### WRITTEN PROBLEM:
Render everything from the line containing "List all visible" down to the line containing "970, 550, 982]" as a Markdown table with the columns Number and Row Text, skipping blank lines.

### SUPPLIED DATA:
START
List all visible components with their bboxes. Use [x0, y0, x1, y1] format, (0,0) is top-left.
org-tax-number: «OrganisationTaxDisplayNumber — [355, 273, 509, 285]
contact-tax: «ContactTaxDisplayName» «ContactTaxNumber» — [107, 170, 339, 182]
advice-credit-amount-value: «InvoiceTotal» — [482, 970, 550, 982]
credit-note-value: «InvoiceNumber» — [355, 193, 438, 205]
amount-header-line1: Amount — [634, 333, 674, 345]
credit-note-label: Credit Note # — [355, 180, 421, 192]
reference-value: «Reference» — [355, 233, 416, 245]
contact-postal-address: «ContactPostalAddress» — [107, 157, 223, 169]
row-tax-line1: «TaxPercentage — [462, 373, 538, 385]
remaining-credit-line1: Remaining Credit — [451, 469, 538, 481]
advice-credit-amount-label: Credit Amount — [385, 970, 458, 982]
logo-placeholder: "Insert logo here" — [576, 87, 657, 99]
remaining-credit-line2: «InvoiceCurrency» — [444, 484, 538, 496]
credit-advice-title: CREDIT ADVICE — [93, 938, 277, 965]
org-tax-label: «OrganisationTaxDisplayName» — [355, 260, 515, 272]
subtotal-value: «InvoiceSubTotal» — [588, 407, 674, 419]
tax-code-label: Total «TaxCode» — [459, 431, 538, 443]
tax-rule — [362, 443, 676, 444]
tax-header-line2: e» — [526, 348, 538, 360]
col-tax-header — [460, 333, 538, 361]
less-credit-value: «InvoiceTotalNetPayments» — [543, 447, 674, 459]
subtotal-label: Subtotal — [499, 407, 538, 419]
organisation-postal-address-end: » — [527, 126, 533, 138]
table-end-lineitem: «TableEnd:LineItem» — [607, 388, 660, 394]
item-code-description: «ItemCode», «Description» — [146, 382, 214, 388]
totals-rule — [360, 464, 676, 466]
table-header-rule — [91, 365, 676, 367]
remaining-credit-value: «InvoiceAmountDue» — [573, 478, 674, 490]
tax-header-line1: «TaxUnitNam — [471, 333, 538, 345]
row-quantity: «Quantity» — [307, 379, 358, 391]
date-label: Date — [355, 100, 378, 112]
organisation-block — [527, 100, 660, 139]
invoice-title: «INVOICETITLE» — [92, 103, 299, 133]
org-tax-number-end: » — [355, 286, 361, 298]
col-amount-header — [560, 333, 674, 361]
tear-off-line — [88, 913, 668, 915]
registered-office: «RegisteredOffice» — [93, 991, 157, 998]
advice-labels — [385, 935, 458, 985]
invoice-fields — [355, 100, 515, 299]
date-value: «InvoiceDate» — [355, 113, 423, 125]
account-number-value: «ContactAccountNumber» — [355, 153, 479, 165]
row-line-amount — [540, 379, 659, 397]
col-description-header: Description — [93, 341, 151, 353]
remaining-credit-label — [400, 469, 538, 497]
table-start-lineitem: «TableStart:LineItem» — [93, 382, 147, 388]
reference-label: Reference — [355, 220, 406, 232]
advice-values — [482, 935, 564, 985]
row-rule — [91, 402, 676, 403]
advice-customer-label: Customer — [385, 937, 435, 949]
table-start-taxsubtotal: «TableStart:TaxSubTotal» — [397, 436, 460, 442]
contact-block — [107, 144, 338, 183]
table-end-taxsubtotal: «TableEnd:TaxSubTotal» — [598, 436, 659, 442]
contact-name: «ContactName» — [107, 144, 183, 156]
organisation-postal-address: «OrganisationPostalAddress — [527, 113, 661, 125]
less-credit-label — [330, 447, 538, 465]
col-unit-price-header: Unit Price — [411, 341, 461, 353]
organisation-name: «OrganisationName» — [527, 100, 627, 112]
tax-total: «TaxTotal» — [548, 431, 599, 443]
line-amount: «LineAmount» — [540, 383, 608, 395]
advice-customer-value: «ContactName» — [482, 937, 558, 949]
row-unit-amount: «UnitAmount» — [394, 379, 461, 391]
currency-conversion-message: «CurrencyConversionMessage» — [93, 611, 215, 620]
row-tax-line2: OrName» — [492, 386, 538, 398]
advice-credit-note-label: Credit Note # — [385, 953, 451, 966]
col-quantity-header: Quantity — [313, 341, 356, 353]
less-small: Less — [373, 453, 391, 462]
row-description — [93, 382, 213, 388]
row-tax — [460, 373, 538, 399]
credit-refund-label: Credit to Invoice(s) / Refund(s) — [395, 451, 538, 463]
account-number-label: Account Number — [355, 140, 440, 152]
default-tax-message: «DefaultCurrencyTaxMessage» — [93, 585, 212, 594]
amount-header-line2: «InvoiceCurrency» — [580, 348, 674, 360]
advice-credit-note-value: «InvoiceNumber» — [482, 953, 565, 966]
END
START
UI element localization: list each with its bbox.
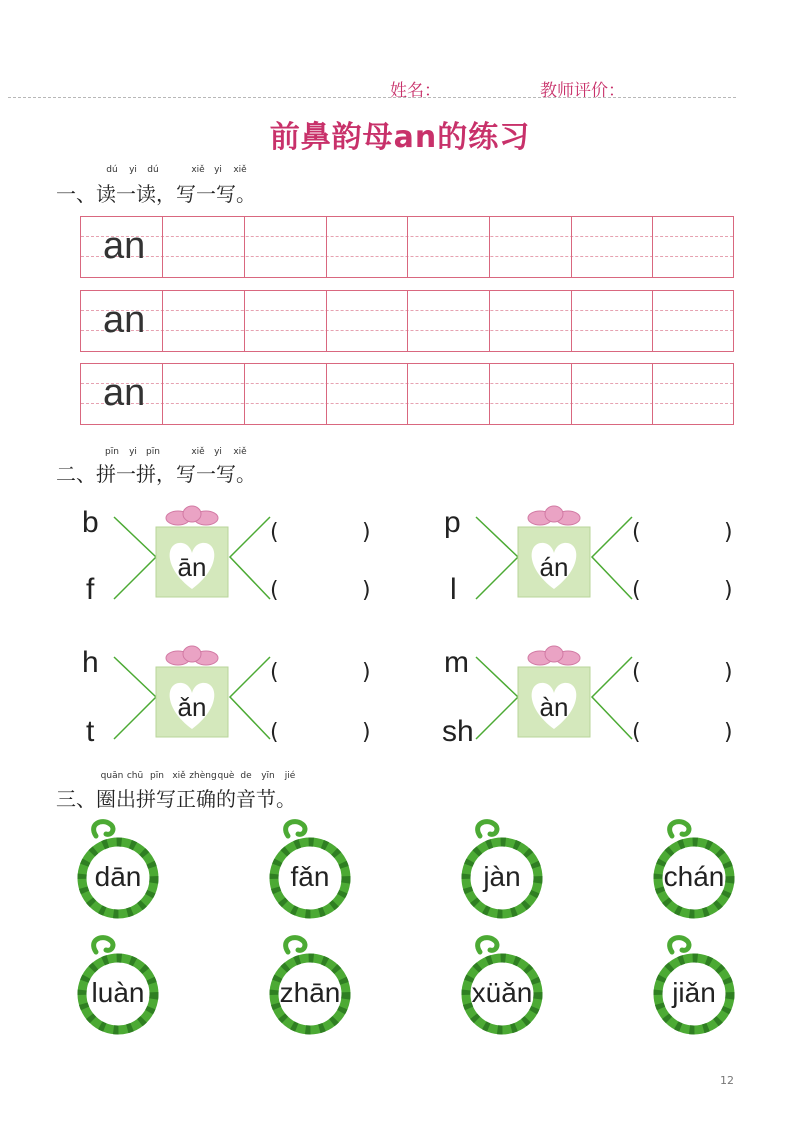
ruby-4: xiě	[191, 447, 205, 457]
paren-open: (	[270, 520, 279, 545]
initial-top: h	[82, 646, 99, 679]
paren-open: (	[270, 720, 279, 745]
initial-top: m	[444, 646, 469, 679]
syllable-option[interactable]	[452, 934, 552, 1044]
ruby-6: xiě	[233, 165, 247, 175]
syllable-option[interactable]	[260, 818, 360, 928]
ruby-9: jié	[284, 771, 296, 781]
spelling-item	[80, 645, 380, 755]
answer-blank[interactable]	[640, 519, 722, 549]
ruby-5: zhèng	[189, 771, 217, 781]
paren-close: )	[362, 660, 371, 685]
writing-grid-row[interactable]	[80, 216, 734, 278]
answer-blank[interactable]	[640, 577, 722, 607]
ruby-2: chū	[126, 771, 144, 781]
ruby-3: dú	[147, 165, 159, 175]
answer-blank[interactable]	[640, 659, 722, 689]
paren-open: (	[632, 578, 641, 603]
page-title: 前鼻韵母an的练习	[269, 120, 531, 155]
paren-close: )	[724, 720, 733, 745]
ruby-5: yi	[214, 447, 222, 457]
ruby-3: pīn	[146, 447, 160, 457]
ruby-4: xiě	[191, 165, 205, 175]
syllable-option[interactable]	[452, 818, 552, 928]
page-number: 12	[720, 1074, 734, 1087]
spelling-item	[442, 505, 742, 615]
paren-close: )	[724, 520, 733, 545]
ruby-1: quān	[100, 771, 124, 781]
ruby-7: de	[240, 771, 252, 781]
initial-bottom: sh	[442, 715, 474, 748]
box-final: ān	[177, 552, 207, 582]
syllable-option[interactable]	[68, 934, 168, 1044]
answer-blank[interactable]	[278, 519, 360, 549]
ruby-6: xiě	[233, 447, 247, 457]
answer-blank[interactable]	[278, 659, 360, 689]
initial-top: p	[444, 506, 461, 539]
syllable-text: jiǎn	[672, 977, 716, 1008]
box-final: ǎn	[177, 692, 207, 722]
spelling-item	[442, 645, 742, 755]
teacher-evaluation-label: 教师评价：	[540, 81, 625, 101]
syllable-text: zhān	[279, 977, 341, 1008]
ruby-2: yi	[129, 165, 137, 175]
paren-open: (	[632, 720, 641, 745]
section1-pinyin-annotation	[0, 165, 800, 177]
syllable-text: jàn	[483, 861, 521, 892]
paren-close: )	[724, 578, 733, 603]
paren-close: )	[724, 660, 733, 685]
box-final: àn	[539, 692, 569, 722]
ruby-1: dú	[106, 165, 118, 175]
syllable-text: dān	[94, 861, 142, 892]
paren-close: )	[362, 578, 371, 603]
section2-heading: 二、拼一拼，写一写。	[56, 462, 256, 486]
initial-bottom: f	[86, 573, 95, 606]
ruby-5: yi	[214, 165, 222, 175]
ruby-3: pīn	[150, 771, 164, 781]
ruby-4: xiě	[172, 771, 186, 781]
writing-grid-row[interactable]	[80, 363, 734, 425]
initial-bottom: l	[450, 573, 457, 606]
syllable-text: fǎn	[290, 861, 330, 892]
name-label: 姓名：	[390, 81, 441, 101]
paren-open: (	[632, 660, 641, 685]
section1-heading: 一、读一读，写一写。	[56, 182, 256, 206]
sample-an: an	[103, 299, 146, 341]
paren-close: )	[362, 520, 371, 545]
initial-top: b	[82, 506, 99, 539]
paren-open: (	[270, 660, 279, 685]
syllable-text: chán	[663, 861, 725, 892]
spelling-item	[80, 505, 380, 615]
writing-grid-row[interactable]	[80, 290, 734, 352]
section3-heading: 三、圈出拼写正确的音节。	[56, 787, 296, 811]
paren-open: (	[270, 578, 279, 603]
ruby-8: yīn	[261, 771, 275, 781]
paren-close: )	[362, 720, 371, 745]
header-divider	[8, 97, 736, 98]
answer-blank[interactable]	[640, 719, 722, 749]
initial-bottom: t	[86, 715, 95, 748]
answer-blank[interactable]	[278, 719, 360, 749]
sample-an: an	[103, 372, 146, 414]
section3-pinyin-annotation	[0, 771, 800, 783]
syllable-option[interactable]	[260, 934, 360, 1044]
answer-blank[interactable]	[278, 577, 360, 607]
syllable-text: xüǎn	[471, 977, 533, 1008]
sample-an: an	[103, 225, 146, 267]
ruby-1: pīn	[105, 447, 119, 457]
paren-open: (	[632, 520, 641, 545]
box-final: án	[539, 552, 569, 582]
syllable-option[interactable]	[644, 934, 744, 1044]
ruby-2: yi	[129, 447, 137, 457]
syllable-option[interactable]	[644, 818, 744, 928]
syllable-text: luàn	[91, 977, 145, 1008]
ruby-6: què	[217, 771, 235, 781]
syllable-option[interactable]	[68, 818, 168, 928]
END
START
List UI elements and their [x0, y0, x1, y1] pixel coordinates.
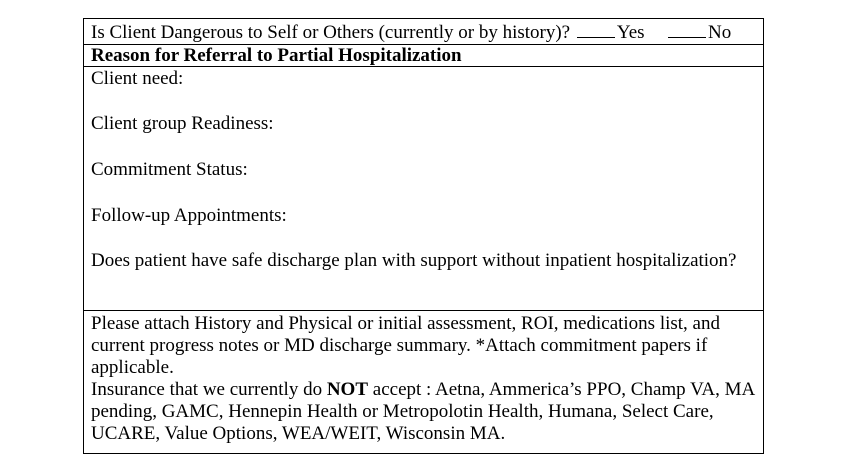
END
### EXERCISE RESPONSE:
| Number | Row Text |
|---|---|
| 1 | List all visible components with their bboxes. Use [x0, y0, x1, y1] format, (0,0) is top-left. |
| 2 | org-tax-number: «OrganisationTaxDisplayNumber — [355, 273, 509, 285] |
| 3 | contact-tax: «ContactTaxDisplayName» «ContactTaxNumber» — [107, 170, 339, 182] |
| 4 | advice-credit-amount-value: «InvoiceTotal» — [482, 970, 550, 982] |